**Task goal:**
Retype the material word for word.

**Data to use:**
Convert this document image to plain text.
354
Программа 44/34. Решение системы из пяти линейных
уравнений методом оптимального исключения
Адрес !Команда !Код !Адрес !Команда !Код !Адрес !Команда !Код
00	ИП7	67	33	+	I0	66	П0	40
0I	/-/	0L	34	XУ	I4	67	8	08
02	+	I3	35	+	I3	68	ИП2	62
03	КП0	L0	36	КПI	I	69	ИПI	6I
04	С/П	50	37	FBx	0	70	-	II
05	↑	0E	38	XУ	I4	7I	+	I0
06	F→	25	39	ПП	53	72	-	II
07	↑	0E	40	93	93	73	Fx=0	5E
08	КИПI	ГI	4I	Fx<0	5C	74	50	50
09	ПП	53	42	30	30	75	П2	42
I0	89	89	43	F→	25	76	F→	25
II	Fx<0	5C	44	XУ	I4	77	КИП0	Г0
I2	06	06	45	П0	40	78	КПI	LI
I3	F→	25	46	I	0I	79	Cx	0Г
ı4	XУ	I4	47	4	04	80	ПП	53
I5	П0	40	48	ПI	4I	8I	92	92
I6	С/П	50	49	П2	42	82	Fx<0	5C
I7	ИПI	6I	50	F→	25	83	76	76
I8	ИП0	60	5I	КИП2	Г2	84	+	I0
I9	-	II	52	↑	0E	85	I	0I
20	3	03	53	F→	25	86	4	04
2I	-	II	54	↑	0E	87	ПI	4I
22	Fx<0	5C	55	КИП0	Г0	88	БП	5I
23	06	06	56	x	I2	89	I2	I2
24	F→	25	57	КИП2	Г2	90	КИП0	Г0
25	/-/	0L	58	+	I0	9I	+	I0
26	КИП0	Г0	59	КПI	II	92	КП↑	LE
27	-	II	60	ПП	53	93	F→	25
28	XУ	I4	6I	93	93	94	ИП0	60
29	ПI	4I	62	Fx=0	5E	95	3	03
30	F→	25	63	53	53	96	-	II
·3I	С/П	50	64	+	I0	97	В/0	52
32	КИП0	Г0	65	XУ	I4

**Result of the exercise:**
Convert this document image to plain text.
354
Программа 44/34. Решение системы из пяти линейных
уравнений методом оптимального исключения
Адрес !Команда !Код !Адрес !Команда !Код !Адрес !Команда !Код
00	ИП7	67	33	+	I0	66	П0	40
0I	/-/	0L	34	XУ	I4	67	8	08
02	+	I3	35	+	I3	68	ИП2	62
03	КП0	L0	36	КПI	I	69	ИПI	6I
04	С/П	50	37	FBx	0	70	-	II
05	↑	0E	38	XУ	I4	7I	+	I0
06	F→	25	39	ПП	53	72	-	II
07	↑	0E	40	93	93	73	Fx=0	5E
08	КИПI	ГI	4I	Fx<0	5C	74	50	50
09	ПП	53	42	30	30	75	П2	42
I0	89	89	43	F→	25	76	F→	25
II	Fx<0	5C	44	XУ	I4	77	КИП0	Г0
I2	06	06	45	П0	40	78	КПI	LI
I3	F→	25	46	I	0I	79	Cx	0Г
ı4	XУ	I4	47	4	04	80	ПП	53
I5	П0	40	48	ПI	4I	8I	92	92
I6	С/П	50	49	П2	42	82	Fx<0	5C
I7	ИПI	6I	50	F→	25	83	76	76
I8	ИП0	60	5I	КИП2	Г2	84	+	I0
I9	-	II	52	↑	0E	85	I	0I
20	3	03	53	F→	25	86	4	04
2I	-	II	54	↑	0E	87	ПI	4I
22	Fx<0	5C	55	КИП0	Г0	88	БП	5I
23	06	06	56	x	I2	89	I2	I2
24	F→	25	57	КИП2	Г2	90	КИП0	Г0
25	/-/	0L	58	+	I0	9I	+	I0
26	КИП0	Г0	59	КПI	II	92	КП↑	LE
27	-	II	60	ПП	53	93	F→	25
28	XУ	I4	6I	93	93	94	ИП0	60
29	ПI	4I	62	Fx=0	5E	95	3	03
30	F→	25	63	53	53	96	-	II
·3I	С/П	50	64	+	I0	97	В/0	52
32	КИП0	Г0	65	XУ	I4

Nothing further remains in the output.